--- Begin DATA SECTION ---
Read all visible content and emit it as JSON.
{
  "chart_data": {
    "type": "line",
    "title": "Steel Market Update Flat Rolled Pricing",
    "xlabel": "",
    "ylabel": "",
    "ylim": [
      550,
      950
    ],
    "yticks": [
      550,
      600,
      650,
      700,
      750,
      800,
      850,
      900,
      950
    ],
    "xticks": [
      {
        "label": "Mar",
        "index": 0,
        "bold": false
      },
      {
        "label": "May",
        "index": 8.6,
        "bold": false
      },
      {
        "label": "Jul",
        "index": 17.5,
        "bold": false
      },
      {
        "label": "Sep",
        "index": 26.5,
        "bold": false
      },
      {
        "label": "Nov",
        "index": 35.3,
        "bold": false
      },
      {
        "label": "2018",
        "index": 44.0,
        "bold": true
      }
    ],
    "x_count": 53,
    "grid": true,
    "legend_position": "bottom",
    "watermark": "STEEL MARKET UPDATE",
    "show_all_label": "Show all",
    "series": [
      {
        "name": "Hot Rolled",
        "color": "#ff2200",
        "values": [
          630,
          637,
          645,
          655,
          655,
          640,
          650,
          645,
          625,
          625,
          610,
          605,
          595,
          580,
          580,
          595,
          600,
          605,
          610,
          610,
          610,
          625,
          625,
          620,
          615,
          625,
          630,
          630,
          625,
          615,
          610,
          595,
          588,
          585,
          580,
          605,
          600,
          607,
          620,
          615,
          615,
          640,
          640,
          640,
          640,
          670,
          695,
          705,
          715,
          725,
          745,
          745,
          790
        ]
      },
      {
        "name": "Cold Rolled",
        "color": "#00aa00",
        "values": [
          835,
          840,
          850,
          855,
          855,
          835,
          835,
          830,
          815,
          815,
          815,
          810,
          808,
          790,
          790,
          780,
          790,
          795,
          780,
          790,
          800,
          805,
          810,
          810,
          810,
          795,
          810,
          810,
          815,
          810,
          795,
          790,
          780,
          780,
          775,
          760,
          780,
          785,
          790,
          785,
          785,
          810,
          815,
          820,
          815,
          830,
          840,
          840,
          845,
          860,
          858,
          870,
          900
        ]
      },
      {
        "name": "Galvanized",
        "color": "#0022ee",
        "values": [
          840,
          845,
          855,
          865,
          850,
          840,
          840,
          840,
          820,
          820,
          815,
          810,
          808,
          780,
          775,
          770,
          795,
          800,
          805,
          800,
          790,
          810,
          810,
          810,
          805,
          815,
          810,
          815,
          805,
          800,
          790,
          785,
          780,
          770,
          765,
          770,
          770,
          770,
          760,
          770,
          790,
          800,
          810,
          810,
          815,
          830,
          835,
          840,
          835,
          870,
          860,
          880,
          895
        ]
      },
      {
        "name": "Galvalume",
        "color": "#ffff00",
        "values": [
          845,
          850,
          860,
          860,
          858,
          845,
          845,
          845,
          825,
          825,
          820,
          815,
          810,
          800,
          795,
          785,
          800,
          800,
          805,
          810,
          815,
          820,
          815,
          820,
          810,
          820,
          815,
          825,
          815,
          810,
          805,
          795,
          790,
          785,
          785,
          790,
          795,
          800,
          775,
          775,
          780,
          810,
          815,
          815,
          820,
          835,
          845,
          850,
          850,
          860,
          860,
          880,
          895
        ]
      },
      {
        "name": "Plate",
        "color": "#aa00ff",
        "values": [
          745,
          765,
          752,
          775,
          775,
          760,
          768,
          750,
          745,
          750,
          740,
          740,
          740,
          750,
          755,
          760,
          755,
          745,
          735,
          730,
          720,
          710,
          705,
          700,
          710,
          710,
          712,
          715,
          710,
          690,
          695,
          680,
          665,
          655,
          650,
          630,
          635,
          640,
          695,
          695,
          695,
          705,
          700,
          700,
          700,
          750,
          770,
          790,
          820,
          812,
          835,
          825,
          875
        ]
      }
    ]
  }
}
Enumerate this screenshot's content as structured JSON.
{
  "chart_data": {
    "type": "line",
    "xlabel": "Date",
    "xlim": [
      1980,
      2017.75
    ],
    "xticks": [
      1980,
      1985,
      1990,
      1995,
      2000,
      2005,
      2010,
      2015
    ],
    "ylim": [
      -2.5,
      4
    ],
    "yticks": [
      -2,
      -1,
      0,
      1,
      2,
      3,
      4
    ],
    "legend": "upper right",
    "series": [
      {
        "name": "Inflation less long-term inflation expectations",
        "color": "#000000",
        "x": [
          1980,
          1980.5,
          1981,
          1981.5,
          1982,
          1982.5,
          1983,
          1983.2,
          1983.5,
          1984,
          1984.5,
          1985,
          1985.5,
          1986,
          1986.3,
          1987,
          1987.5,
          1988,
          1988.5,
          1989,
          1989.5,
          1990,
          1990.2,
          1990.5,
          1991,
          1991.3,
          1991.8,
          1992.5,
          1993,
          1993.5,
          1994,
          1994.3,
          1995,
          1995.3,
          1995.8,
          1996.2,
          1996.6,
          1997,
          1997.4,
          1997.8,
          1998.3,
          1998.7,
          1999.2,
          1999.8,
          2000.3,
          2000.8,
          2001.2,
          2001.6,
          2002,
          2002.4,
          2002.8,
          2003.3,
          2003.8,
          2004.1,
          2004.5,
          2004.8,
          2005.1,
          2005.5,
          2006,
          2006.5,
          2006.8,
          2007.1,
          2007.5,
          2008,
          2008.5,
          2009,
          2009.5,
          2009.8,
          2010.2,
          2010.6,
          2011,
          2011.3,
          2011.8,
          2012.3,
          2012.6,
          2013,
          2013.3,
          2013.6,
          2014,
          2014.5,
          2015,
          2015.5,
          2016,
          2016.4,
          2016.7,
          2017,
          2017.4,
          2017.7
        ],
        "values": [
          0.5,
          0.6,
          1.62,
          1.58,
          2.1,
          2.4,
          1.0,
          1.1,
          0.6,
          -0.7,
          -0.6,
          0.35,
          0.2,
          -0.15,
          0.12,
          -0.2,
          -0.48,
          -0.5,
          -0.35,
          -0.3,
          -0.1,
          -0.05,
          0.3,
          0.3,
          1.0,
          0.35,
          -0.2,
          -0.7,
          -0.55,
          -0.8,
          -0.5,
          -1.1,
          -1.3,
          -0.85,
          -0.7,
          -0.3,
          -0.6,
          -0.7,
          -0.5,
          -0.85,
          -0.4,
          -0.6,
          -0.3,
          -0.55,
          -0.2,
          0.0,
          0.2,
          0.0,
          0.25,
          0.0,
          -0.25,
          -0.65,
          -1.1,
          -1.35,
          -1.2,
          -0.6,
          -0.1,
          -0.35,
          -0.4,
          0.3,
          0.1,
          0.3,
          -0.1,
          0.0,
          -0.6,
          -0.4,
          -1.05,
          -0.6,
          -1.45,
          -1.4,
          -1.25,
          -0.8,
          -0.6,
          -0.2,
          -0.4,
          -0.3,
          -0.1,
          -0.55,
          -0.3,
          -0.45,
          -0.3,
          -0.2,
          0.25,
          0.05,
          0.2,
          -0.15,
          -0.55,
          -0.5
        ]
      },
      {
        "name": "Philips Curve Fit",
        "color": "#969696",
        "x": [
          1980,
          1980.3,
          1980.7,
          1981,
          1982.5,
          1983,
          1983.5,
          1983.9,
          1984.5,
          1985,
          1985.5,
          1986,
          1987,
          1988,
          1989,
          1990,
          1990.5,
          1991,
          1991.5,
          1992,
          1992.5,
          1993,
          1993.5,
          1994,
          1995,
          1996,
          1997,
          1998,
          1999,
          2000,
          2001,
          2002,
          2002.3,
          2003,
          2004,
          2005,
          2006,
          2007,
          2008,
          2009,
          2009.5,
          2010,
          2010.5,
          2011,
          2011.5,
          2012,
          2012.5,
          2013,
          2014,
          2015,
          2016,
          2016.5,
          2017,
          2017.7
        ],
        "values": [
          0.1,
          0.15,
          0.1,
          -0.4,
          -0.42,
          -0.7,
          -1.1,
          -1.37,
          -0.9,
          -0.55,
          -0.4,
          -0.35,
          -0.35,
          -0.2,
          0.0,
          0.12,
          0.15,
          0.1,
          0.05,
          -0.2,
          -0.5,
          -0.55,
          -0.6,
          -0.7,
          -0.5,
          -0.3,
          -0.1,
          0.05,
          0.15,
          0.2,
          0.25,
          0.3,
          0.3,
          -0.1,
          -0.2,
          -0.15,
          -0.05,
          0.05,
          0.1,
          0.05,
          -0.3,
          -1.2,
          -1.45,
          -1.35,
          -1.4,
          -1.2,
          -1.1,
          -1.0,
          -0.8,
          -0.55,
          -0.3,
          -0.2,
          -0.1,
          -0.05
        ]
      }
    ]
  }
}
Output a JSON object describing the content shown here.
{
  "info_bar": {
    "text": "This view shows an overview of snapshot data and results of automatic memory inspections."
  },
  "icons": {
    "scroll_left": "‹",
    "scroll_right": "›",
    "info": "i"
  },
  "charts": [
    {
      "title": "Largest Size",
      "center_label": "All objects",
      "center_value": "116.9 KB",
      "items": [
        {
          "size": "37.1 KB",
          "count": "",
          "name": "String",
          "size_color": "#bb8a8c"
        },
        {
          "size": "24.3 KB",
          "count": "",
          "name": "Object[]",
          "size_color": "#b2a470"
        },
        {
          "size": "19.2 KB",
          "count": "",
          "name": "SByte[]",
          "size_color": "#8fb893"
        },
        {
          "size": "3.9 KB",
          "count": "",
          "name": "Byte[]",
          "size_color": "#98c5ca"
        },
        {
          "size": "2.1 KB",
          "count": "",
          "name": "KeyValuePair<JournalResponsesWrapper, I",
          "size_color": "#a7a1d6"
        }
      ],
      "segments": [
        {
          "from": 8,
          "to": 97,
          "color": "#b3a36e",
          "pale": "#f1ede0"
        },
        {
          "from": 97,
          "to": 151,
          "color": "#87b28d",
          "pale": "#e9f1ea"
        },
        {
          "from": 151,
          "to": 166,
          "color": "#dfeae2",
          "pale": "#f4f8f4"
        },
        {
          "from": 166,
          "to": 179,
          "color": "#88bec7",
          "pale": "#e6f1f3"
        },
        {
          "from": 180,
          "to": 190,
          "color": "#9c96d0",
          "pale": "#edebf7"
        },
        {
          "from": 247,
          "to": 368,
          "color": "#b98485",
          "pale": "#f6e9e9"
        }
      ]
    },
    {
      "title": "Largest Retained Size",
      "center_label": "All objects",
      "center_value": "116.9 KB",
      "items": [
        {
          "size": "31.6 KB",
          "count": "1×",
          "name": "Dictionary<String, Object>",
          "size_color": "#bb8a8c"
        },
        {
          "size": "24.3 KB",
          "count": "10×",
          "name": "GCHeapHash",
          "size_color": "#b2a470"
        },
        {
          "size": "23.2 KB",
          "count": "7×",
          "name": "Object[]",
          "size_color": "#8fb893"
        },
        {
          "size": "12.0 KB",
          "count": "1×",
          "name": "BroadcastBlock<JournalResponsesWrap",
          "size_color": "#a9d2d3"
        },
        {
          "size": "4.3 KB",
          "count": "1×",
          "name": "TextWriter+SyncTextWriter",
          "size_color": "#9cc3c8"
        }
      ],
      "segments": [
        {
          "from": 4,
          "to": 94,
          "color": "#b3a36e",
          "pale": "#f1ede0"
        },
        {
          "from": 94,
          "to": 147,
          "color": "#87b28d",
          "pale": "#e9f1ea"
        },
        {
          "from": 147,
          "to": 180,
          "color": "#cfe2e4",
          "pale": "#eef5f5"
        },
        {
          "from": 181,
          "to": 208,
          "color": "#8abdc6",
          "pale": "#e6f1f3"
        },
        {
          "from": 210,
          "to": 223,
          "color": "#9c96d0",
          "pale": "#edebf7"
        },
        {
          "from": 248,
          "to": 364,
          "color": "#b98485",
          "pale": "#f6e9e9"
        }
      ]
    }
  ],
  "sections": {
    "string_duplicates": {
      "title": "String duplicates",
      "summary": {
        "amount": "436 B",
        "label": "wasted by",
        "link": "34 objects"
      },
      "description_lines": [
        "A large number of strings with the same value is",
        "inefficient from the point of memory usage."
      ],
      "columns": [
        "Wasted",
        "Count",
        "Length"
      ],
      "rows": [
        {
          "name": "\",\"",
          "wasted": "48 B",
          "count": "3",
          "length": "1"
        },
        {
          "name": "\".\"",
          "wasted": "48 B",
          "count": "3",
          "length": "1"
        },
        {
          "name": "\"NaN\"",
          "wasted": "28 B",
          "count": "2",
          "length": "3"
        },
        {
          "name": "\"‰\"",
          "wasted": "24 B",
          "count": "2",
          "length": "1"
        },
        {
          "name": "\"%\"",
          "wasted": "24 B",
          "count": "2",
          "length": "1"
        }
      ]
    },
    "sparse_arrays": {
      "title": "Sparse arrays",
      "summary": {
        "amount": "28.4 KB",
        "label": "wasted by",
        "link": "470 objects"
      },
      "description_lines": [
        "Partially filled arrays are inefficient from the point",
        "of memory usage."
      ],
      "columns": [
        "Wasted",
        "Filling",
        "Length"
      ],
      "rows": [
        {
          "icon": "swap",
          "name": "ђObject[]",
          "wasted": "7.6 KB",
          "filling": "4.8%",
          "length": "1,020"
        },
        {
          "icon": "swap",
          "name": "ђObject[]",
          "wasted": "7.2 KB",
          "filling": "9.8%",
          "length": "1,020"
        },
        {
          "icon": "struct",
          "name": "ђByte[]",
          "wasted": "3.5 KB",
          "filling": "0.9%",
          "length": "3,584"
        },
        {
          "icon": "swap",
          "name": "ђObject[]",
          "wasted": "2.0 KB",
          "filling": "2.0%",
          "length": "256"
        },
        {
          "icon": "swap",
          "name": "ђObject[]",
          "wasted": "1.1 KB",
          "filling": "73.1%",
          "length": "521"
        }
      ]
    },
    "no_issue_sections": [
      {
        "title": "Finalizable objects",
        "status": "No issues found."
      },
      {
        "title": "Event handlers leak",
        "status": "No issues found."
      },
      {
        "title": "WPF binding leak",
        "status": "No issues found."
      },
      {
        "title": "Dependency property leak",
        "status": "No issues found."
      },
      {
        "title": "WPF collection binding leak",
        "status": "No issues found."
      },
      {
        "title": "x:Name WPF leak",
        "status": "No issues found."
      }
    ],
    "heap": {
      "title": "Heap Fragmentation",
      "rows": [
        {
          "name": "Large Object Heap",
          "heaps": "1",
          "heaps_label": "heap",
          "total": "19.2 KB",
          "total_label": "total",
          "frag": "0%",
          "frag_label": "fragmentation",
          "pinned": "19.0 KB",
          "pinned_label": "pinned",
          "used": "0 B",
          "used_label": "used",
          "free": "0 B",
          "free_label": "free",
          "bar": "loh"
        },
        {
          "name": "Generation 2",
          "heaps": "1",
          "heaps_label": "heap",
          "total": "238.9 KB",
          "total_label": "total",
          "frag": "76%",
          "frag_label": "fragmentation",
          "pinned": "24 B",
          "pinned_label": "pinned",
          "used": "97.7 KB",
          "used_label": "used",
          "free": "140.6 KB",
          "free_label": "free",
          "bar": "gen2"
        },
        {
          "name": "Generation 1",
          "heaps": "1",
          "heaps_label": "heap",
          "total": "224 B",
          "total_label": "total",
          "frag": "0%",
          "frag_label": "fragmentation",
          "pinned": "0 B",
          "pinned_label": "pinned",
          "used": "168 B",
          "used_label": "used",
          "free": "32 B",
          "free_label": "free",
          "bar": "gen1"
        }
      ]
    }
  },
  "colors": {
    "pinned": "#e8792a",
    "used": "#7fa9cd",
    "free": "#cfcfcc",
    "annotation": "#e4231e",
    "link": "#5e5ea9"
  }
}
--- End DATA SECTION ---
TASK STATEMENT: Copy whichever lines in the listing above contain the word "free".

EXERCISE OUTPUT:
          "free": "0 B",
          "free_label": "free",
          "free": "140.6 KB",
          "free_label": "free",
          "free": "32 B",
          "free_label": "free",
    "free": "#cfcfcc",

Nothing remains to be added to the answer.